Task directions: Search the data for the word "мерная". Reproduce every line where it is found.
____
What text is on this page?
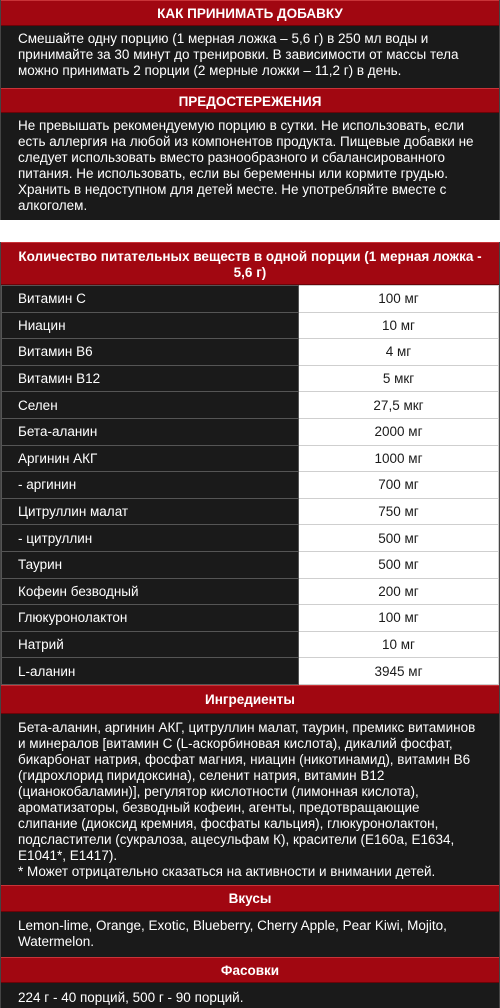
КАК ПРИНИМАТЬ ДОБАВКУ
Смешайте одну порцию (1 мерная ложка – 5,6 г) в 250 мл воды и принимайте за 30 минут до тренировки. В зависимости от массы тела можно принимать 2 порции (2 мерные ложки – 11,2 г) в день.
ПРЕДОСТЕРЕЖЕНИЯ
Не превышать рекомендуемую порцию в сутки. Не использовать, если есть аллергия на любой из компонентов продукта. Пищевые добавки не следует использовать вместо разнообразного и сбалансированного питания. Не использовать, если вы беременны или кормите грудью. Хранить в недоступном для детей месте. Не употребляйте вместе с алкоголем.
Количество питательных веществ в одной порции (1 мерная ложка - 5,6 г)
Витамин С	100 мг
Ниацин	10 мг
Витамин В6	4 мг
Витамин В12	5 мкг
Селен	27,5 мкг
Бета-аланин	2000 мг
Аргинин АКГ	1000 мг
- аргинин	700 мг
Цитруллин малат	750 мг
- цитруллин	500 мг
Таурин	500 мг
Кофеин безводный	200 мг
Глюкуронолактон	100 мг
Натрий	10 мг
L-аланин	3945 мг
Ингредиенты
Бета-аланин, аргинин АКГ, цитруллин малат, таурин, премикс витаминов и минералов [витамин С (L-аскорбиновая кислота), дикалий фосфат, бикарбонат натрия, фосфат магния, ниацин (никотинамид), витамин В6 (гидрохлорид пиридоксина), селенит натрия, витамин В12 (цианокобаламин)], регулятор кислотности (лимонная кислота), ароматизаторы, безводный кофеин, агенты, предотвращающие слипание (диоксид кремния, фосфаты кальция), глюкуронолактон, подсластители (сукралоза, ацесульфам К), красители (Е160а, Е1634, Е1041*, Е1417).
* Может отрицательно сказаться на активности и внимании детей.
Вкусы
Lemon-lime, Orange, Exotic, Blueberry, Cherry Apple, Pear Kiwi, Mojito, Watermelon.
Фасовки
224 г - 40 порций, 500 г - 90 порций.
____
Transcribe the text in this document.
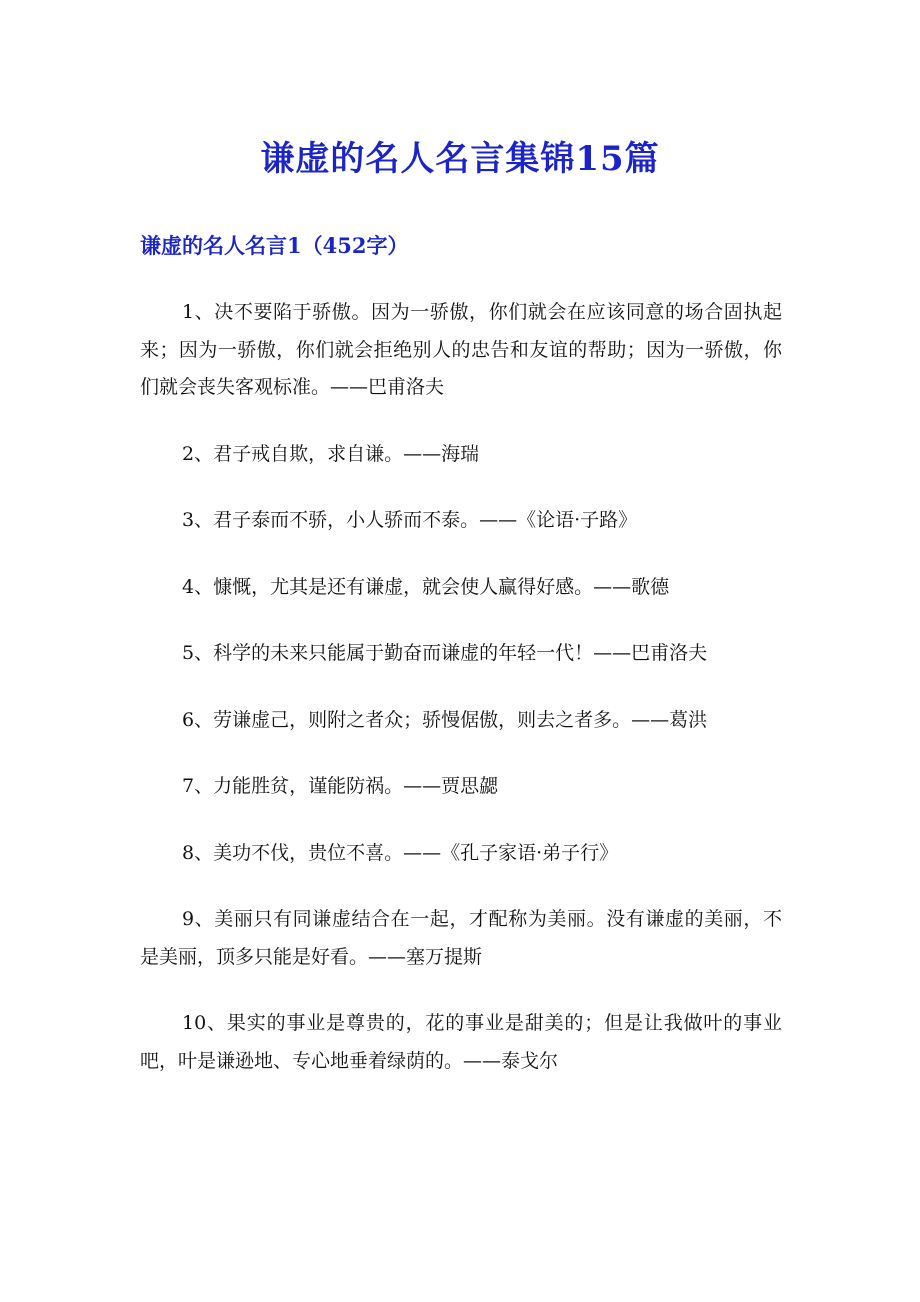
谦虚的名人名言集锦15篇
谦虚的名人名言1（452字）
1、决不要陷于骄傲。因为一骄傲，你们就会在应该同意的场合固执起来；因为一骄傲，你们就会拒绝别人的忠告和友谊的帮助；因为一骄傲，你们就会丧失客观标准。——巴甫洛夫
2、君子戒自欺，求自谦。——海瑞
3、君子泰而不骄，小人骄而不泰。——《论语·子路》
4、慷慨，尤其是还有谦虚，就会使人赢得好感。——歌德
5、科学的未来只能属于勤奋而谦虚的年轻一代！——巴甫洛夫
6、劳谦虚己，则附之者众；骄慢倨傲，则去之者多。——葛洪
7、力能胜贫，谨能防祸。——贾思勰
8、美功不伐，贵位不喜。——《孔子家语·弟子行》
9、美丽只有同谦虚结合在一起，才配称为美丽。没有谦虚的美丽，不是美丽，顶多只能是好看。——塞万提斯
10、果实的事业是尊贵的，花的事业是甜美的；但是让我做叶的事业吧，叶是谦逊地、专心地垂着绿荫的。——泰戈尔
____
Output below:
Смешайте одну порцию (1 мерная ложка – 5,6 г) в 250 мл воды и принимайте за 30 минут до тренировки. В зависимости от массы тела можно принимать 2 порции (2 мерные ложки – 11,2 г) в день.
Количество питательных веществ в одной порции (1 мерная ложка - 5,6 г)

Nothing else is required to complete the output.